**Texto para leer:**
Daniela Carolina Munévar: la primera ciclista paralímpica

La boyacense, de 21 años, consiguió este jueves el primer diploma para Colombia en los Juegos de Río 2016.

Carolina Munévar en el velódromo de Río de Janeiro, antes de la prueba de este jueves. / CPC
Carolina Munévar en el velódromo de Río de Janeiro, antes de la prueba de este jueves. / CPC

Carolina Munévar no se conformó con ser la primera mujer en la historia nacional que participó en pruebas de ciclismo en unos Juegos Paralímpicos. Sabía que su talento le daba para llegar mucho más lejos y en su primera competencia, de las tres en las que va a participar en Río 2016, terminó en la quinta casilla de la clasificación en la persecución, con un tiempo de 4 minutos, 21 segundos y 942 centésimas, y recibió el primer diploma paralímpico para la delegación nacional, que es de 29 atletas.

Como ocurre con la mayoría de los atletas paralímpicos, la historia de Carolina Munévar es de mucho valor, amor propio y fortaleza. A los 14 años ingresó a la escuela de ciclismo de su pueblo, Cucaita, en donde el gran ídolo de este deporte era Rafael Antonio Niño. Poco a poco les demostró a sus entrenadores que tenía mucho talento y por eso fue llevada a competir en dos Vueltas del Futuro, en 2013, con tan sólo 17 años, y terminó décima, lo que le dio motivación para seguir con su sueño.

**Qué debes hacer:**
1. Según el texto sobre Carolina Munévar, ¿en qué pueblo está la escuela de ciclismo a la que ingresó a los 14 años?
2. Retoma, por favor, el texto sobre Carolina Munévar y continúalo a partir de su última oración.
El listado no interviene en este ejercicio.

[Elementos guardados]
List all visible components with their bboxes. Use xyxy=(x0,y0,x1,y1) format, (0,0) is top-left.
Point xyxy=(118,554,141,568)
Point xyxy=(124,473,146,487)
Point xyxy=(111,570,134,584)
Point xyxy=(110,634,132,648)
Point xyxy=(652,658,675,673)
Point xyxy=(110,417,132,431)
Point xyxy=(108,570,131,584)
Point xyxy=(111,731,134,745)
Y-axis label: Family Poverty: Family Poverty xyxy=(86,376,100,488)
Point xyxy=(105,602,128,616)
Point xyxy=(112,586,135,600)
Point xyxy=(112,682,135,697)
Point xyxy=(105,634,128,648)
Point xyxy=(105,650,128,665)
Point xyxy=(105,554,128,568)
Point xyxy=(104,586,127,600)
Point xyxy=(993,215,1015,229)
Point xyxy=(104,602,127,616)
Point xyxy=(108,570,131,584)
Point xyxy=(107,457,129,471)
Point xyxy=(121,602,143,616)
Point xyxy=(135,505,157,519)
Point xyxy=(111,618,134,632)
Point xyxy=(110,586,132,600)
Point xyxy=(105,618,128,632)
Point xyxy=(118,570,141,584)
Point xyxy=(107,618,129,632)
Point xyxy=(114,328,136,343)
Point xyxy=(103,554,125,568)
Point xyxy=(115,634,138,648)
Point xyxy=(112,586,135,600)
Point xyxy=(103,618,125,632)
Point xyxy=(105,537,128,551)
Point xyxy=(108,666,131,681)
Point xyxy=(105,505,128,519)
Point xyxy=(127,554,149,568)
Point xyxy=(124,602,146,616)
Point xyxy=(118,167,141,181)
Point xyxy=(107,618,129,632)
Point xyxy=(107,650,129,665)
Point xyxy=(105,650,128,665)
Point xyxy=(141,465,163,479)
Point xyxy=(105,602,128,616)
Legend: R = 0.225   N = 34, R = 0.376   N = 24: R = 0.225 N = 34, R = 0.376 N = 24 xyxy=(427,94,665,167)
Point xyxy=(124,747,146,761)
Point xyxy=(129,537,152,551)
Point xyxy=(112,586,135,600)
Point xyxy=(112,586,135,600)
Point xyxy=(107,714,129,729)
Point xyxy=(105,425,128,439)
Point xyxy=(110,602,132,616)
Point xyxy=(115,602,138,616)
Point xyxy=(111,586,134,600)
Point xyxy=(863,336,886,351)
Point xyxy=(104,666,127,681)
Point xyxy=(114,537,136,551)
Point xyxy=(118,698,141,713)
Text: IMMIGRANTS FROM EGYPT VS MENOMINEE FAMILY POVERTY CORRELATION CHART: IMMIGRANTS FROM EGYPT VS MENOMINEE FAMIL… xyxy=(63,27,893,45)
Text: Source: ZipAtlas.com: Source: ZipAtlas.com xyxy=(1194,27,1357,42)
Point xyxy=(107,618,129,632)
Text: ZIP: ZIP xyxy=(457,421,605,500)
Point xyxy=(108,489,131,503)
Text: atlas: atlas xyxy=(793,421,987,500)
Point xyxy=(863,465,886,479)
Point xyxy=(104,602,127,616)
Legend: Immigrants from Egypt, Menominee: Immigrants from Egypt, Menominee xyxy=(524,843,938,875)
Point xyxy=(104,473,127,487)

**Respuestas del ejercicio:**
1. En Cucaita.

2.
Hasta entonces todo transcurría normal para ella, que siempre se caracterizó por ser una persona comprometida con sus obligaciones académicas y deportivas. Dividía sus jornadas entre el ciclismo y el estudio de agrobiotecnología en el Sena de Duitama. Era su rutina. Y para llevarla a cabo se transportaba en bicicleta. Pero la tarde del 23 de abril de 2014 su vida cambió para siempre. Tomó su bicicleta, salió de clase y emprendió la ruta hacia su casa por el carril derecho de la vía, sin embargo, se le atravesó un camión y fue arrollada.

La atención médica tardó. Su estado era delicado y ante la demora de la ambulancia su vida corrió riesgo. Carolina se despertó en un centro hospitalario de Boyacá, pero fue remitida de urgencia a la clínica Samaritana de Bogotá, en donde le amputaron la pierna izquierda. El golpe inicialmente fue muy duro para su familia, en especial para su papá, quien no era capaz de verla así e intentaba no tener mucho contacto con ella.

Pero sin buscar lástima, y despertando admiración en todo su entorno, Carolina decidió volver a subirse a la bicicleta. Uno de los atletas paralímpicos que representan a Colombia en Río 2016 la motivó a seguir con su sueño de ser pedalista profesional. Álvaro Galvis ya había ganado competencias como paralímpico y, al verlo, Carolina pensaba: “¿Cómo hará ese señor?”. Galvis se encargó, junto con José Castro, de prepararla y ella ha sabido corresponder a sus enseñanzas. No sólo con el diploma paralímpico que consiguió este jueves, sino porque a sus 21 años es una promesa de este deporte en Colombia y seguramente ya le llegará el momento de colgarse el oro. En Río 2016 participará en tres pruebas más, dos de ruta y una de pista.